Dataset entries
━━━━━━━━━━━━━━━━

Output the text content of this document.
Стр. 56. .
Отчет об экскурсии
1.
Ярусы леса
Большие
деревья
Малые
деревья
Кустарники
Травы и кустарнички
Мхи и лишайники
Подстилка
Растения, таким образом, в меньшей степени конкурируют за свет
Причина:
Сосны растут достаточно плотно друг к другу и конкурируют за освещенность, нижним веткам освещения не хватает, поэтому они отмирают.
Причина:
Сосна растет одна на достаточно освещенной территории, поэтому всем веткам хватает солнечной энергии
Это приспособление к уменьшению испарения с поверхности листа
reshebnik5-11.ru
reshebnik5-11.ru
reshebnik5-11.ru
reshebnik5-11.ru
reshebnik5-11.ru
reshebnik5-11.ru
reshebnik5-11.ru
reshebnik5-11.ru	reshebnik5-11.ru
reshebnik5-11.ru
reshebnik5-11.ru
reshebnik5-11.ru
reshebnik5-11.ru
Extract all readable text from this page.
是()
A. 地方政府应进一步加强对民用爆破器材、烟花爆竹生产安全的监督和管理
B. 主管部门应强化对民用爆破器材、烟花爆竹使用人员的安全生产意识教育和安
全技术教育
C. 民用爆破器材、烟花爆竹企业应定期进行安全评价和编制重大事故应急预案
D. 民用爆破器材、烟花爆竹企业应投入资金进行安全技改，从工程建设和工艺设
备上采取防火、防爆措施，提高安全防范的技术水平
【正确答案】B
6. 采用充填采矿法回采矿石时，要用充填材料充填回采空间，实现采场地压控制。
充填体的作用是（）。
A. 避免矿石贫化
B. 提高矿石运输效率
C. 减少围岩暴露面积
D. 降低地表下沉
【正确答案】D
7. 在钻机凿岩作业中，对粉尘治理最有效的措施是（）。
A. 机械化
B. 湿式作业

━━━━━━━━━━━━━━━━

■ **Your task**:
Using the material above, print every entry exactly as written.

■ **Exercise result**:
Output the text content of this document.
Стр. 56. .
Отчет об экскурсии
1.
Ярусы леса
Большие
деревья
Малые
деревья
Кустарники
Травы и кустарнички
Мхи и лишайники
Подстилка
Растения, таким образом, в меньшей степени конкурируют за свет
Причина:
Сосны растут достаточно плотно друг к другу и конкурируют за освещенность, нижним веткам освещения не хватает, поэтому они отмирают.
Причина:
Сосна растет одна на достаточно освещенной территории, поэтому всем веткам хватает солнечной энергии
Это приспособление к уменьшению испарения с поверхности листа
reshebnik5-11.ru
reshebnik5-11.ru
reshebnik5-11.ru
reshebnik5-11.ru
reshebnik5-11.ru
reshebnik5-11.ru
reshebnik5-11.ru
reshebnik5-11.ru	reshebnik5-11.ru
reshebnik5-11.ru
reshebnik5-11.ru
reshebnik5-11.ru
reshebnik5-11.ru
Extract all readable text from this page.
是()
A. 地方政府应进一步加强对民用爆破器材、烟花爆竹生产安全的监督和管理
B. 主管部门应强化对民用爆破器材、烟花爆竹使用人员的安全生产意识教育和安
全技术教育
C. 民用爆破器材、烟花爆竹企业应定期进行安全评价和编制重大事故应急预案
D. 民用爆破器材、烟花爆竹企业应投入资金进行安全技改，从工程建设和工艺设
备上采取防火、防爆措施，提高安全防范的技术水平
【正确答案】B
6. 采用充填采矿法回采矿石时，要用充填材料充填回采空间，实现采场地压控制。
充填体的作用是（）。
A. 避免矿石贫化
B. 提高矿石运输效率
C. 减少围岩暴露面积
D. 降低地表下沉
【正确答案】D
7. 在钻机凿岩作业中，对粉尘治理最有效的措施是（）。
A. 机械化
B. 湿式作业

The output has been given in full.